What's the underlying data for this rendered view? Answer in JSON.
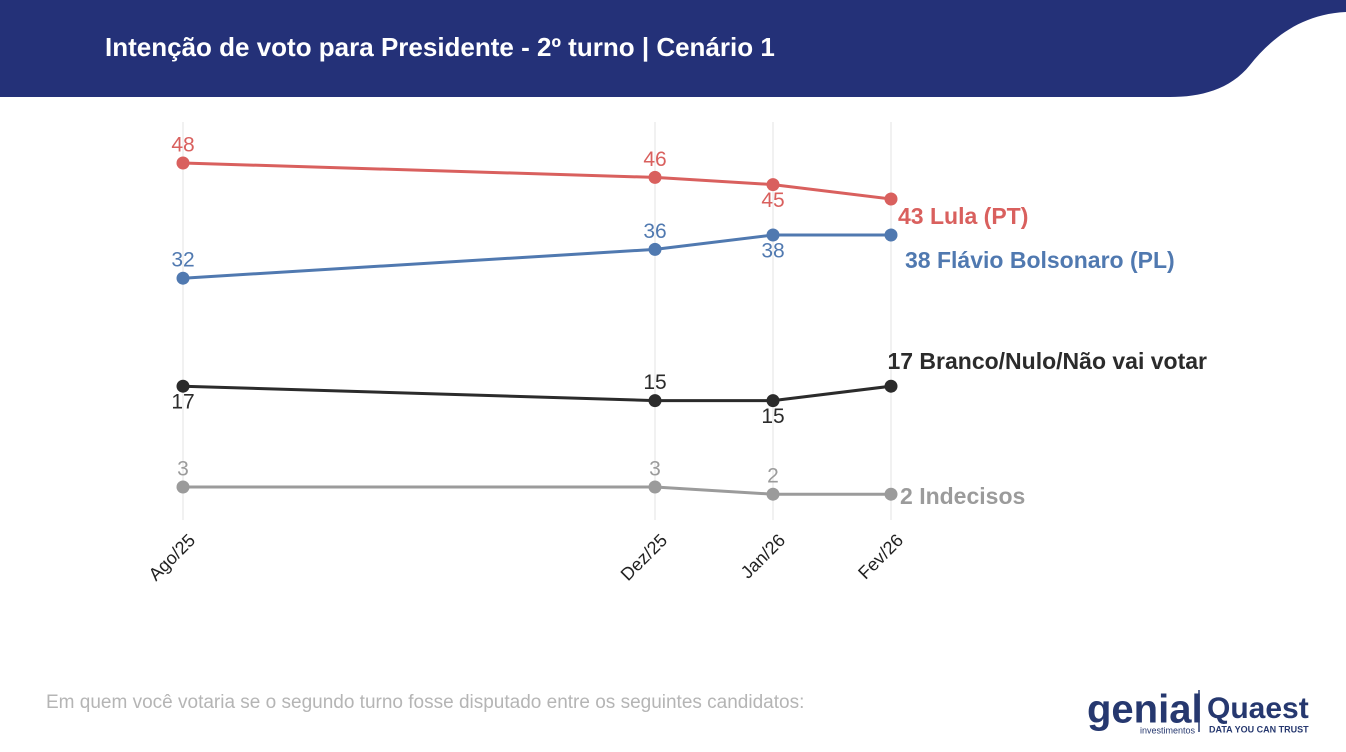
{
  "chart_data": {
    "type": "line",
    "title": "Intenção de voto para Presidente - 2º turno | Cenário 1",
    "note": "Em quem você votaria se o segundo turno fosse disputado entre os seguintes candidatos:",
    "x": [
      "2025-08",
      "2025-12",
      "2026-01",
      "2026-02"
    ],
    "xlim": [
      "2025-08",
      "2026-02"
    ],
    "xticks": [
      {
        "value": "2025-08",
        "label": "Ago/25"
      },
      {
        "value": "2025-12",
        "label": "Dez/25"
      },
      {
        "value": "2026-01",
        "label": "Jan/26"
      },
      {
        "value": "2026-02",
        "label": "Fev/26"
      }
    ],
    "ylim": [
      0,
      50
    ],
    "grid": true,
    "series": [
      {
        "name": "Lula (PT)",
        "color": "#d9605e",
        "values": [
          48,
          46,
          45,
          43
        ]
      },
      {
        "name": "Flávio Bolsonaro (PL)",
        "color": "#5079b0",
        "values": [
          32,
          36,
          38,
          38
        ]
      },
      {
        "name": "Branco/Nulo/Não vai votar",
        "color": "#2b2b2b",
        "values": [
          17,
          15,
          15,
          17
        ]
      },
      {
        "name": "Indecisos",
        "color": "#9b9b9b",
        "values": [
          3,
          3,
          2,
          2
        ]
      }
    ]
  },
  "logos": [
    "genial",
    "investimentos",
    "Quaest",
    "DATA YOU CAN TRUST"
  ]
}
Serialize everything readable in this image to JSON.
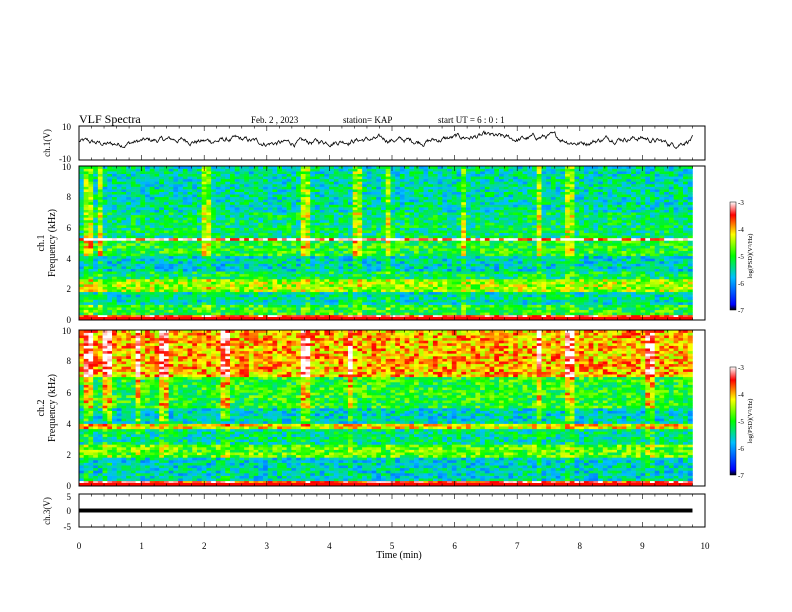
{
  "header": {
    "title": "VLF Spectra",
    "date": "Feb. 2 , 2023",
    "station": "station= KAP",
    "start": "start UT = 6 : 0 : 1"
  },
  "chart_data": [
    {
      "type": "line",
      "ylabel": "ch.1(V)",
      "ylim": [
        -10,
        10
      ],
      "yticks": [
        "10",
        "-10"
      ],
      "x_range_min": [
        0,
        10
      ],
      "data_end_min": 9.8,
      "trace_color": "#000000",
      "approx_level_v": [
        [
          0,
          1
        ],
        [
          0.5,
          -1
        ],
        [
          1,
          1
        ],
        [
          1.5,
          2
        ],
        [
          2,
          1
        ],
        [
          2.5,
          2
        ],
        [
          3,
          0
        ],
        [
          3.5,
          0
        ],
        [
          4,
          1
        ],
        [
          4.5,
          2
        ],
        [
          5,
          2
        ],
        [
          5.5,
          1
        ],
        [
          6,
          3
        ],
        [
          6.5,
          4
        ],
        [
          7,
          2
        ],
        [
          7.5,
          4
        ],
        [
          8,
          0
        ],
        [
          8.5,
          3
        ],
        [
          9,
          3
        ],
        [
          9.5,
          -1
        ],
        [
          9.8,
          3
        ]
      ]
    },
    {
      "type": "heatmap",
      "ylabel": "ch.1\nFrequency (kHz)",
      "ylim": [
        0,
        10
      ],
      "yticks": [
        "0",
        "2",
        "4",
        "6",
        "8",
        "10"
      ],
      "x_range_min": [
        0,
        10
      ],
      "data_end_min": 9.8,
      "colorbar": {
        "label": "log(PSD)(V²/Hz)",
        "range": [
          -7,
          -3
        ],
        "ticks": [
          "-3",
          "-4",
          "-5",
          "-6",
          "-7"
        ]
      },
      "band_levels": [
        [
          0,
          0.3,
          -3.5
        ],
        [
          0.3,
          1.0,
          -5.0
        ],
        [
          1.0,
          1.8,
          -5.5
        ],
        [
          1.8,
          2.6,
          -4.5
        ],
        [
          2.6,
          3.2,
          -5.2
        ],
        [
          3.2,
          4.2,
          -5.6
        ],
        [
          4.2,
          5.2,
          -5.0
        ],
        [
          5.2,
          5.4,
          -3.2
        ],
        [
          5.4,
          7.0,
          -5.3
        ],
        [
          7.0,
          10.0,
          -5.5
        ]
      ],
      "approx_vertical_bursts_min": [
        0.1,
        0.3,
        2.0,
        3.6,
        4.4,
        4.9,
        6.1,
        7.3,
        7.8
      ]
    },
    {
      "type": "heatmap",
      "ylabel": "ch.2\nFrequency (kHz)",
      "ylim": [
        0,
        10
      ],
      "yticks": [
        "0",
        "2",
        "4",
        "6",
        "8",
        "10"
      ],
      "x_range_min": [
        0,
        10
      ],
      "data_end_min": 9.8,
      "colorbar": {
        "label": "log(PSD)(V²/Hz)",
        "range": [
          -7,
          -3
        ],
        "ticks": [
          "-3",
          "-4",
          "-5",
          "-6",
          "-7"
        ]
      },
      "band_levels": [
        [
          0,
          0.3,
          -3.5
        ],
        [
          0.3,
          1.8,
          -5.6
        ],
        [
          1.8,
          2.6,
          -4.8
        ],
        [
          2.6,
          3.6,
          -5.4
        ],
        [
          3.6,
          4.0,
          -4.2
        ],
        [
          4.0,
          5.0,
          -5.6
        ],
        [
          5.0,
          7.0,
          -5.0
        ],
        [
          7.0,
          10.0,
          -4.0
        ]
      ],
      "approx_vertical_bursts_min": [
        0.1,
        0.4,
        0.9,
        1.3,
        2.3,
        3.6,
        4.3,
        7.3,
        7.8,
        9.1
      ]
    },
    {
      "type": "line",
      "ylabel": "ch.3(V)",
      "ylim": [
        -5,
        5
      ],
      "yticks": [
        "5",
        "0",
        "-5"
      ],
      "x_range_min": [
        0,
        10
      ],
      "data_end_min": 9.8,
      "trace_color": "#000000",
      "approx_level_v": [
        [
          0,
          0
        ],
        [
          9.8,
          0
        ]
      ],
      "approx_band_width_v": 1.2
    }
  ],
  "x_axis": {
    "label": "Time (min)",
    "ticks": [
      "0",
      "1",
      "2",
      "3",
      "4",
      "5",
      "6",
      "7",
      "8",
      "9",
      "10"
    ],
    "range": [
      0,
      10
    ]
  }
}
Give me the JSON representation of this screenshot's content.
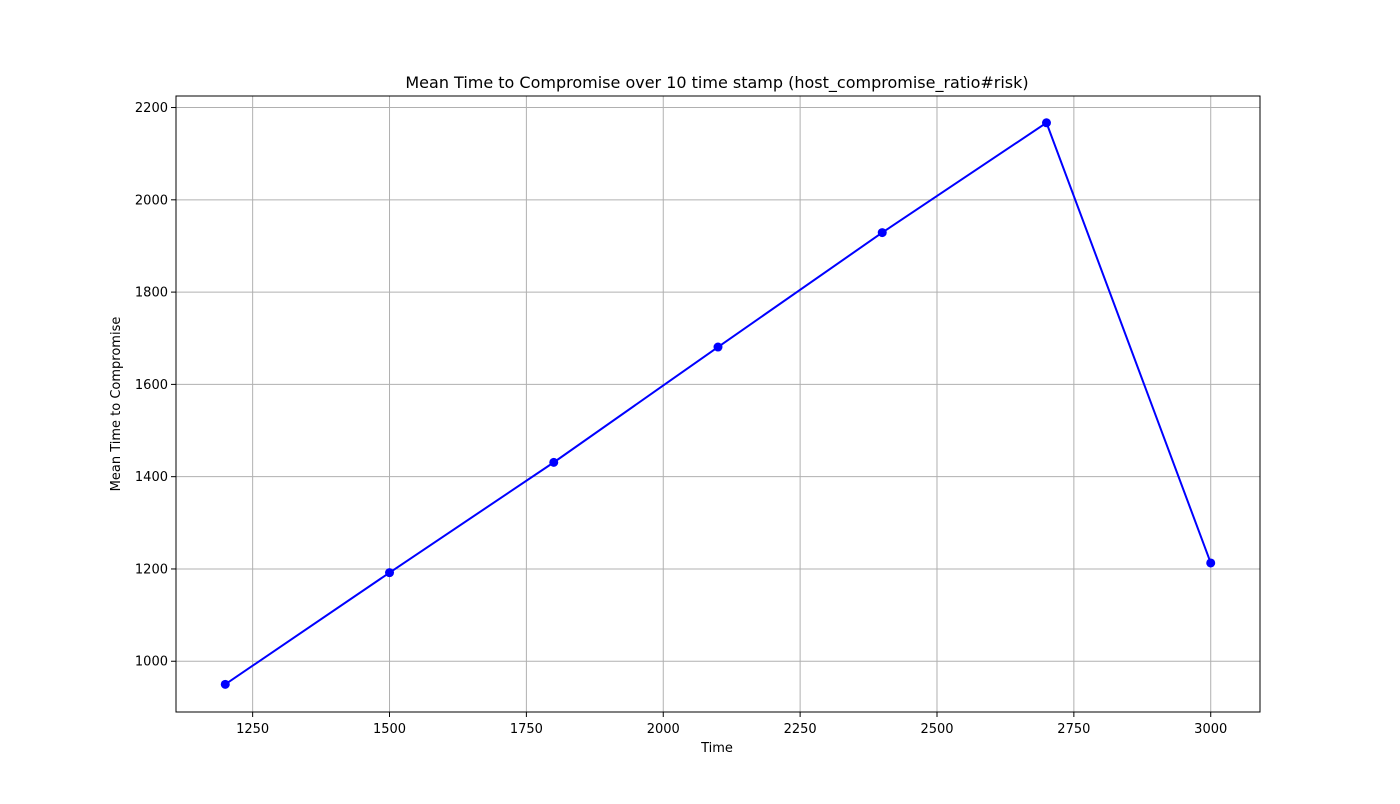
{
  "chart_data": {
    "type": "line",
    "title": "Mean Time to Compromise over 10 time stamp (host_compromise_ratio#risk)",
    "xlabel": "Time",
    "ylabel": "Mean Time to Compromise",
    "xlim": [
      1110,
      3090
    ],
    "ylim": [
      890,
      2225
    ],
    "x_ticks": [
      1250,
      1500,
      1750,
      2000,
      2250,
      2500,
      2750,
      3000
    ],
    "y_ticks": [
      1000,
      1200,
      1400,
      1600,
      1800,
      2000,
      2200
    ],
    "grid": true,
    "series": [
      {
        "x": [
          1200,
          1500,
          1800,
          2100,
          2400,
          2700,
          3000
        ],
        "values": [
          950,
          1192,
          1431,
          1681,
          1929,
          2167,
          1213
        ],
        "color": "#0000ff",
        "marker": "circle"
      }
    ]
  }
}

**WHAT THIS TASK INVOLVES**
Quote verbatim the final run of lines in the material above, from the line that contains "Give me the" through the very last line, excluding any pictures.

**RESULT OF THIS EXERCISE**
Give me the JSON representation of this screenshot's content.
{
  "chart_data": {
    "type": "line",
    "title": "Mean Time to Compromise over 10 time stamp (host_compromise_ratio#risk)",
    "xlabel": "Time",
    "ylabel": "Mean Time to Compromise",
    "xlim": [
      1110,
      3090
    ],
    "ylim": [
      890,
      2225
    ],
    "x_ticks": [
      1250,
      1500,
      1750,
      2000,
      2250,
      2500,
      2750,
      3000
    ],
    "y_ticks": [
      1000,
      1200,
      1400,
      1600,
      1800,
      2000,
      2200
    ],
    "grid": true,
    "series": [
      {
        "x": [
          1200,
          1500,
          1800,
          2100,
          2400,
          2700,
          3000
        ],
        "values": [
          950,
          1192,
          1431,
          1681,
          1929,
          2167,
          1213
        ],
        "color": "#0000ff",
        "marker": "circle"
      }
    ]
  }
}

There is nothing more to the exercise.